Record set —
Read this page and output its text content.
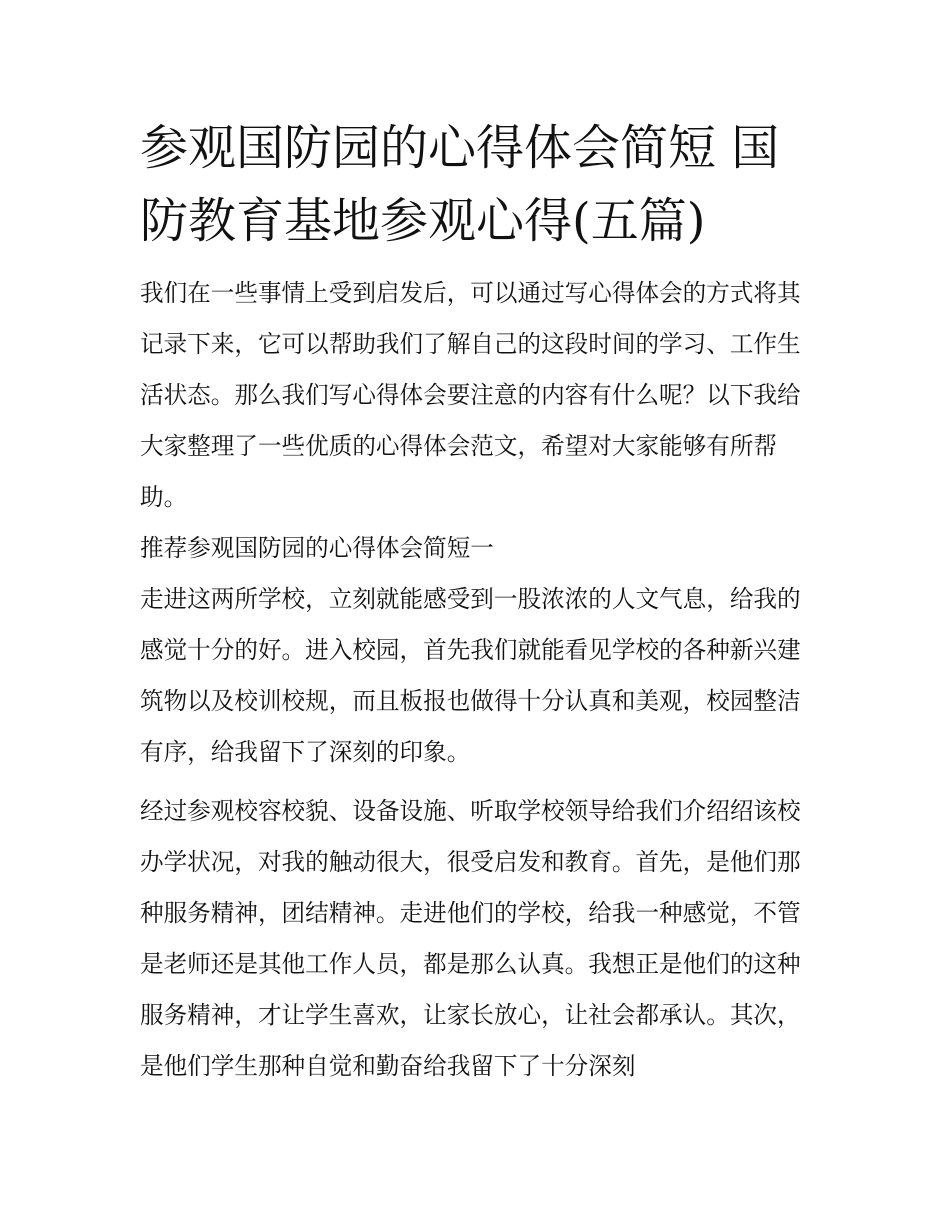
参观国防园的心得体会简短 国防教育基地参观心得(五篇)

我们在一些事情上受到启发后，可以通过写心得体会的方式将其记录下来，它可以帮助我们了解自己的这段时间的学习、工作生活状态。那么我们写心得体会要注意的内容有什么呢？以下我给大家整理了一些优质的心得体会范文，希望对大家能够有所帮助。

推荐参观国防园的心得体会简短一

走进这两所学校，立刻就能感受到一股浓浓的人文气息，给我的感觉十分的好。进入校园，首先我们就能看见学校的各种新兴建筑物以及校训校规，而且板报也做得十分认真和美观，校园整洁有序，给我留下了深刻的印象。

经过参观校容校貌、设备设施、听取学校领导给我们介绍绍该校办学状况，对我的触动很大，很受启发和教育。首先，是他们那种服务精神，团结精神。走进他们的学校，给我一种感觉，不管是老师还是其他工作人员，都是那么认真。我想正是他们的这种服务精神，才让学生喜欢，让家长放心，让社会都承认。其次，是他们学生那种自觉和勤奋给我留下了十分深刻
==
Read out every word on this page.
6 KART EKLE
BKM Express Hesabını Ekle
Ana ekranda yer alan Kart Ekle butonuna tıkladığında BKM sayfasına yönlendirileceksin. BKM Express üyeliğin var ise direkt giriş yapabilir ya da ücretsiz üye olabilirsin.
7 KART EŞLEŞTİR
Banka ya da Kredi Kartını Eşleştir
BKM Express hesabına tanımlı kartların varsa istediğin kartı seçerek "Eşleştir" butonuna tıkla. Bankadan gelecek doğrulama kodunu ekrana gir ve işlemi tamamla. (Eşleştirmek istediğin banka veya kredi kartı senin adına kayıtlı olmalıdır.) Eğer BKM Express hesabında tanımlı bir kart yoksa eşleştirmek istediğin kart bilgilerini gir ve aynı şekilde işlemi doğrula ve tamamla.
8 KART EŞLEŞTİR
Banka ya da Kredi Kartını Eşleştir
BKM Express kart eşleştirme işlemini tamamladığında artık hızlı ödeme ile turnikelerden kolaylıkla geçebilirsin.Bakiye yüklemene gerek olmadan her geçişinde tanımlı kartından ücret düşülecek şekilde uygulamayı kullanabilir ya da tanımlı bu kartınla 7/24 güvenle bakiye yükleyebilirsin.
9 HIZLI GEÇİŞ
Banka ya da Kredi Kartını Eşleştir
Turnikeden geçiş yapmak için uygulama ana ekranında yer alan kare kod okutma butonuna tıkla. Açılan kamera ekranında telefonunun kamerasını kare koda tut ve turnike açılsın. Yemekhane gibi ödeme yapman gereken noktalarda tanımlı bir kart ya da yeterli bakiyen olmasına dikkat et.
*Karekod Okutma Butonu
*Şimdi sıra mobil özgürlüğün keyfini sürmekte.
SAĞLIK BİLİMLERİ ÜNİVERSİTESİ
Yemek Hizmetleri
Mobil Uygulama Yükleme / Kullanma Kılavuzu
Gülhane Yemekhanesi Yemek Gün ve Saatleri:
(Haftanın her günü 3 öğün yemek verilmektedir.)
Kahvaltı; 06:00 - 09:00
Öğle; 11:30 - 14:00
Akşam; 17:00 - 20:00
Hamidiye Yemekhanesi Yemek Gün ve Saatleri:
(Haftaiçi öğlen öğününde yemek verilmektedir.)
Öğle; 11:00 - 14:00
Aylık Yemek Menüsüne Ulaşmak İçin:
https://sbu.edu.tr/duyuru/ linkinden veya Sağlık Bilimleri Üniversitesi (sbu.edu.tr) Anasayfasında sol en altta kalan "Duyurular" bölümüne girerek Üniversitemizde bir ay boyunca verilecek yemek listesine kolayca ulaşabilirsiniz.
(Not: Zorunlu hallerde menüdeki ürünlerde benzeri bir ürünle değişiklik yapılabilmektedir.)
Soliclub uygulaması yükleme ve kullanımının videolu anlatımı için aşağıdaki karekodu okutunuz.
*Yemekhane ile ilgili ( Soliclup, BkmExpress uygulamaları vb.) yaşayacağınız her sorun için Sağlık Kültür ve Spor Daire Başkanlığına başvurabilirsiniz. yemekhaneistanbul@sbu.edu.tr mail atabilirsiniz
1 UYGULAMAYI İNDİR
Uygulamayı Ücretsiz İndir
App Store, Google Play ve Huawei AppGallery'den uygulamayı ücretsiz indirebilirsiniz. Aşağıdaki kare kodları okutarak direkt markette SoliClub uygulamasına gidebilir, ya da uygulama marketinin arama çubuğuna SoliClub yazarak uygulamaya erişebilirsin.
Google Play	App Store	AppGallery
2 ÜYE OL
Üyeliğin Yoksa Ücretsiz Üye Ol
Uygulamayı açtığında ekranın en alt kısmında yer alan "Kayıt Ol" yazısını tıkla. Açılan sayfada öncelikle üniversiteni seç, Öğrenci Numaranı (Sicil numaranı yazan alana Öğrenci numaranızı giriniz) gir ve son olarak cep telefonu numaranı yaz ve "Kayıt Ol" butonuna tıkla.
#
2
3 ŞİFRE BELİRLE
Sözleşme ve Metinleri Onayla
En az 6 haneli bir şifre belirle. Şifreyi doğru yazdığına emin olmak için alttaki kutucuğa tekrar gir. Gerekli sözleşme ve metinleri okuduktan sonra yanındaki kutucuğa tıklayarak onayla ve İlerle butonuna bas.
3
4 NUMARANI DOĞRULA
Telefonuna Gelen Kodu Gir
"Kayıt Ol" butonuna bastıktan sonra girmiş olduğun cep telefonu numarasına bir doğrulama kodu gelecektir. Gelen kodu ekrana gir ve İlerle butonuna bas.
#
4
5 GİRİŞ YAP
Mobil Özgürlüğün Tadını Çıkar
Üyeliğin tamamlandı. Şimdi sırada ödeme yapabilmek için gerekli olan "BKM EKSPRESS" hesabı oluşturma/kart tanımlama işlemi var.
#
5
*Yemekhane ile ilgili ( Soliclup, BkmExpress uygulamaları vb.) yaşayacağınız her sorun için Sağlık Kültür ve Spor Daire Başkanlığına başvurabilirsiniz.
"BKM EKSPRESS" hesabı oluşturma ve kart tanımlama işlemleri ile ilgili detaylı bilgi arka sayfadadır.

Required task — Copy all the lines above that hold the string "Şimdi".

Output below —
*Şimdi sıra mobil özgürlüğün keyfini sürmekte.
Üyeliğin tamamlandı. Şimdi sırada ödeme yapabilmek için gerekli olan "BKM EKSPRESS" hesabı oluşturma/kart tanımlama işlemi var.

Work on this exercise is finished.